→ **Exercise prompt**: Write out the material again exactly, please, and omit the pictures.

Stored data
• • •
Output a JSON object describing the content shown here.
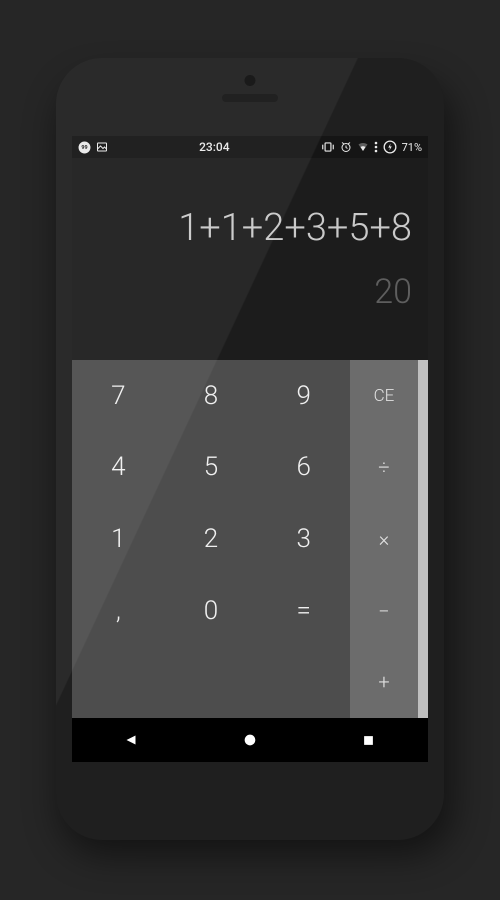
{
  "statusbar": {
    "time": "23:04",
    "battery": "71%"
  },
  "display": {
    "expression": "1+1+2+3+5+8",
    "result": "20"
  },
  "keys": {
    "k7": "7",
    "k8": "8",
    "k9": "9",
    "k4": "4",
    "k5": "5",
    "k6": "6",
    "k1": "1",
    "k2": "2",
    "k3": "3",
    "comma": ",",
    "k0": "0",
    "eq": "="
  },
  "ops": {
    "ce": "CE",
    "div": "÷",
    "mul": "×",
    "sub": "−",
    "add": "+"
  }
}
• • •
→ **Expected output**:
Output a JSON object describing the content shown here.
{
  "statusbar": {
    "time": "23:04",
    "battery": "71%"
  },
  "display": {
    "expression": "1+1+2+3+5+8",
    "result": "20"
  },
  "keys": {
    "k7": "7",
    "k8": "8",
    "k9": "9",
    "k4": "4",
    "k5": "5",
    "k6": "6",
    "k1": "1",
    "k2": "2",
    "k3": "3",
    "comma": ",",
    "k0": "0",
    "eq": "="
  },
  "ops": {
    "ce": "CE",
    "div": "÷",
    "mul": "×",
    "sub": "−",
    "add": "+"
  }
}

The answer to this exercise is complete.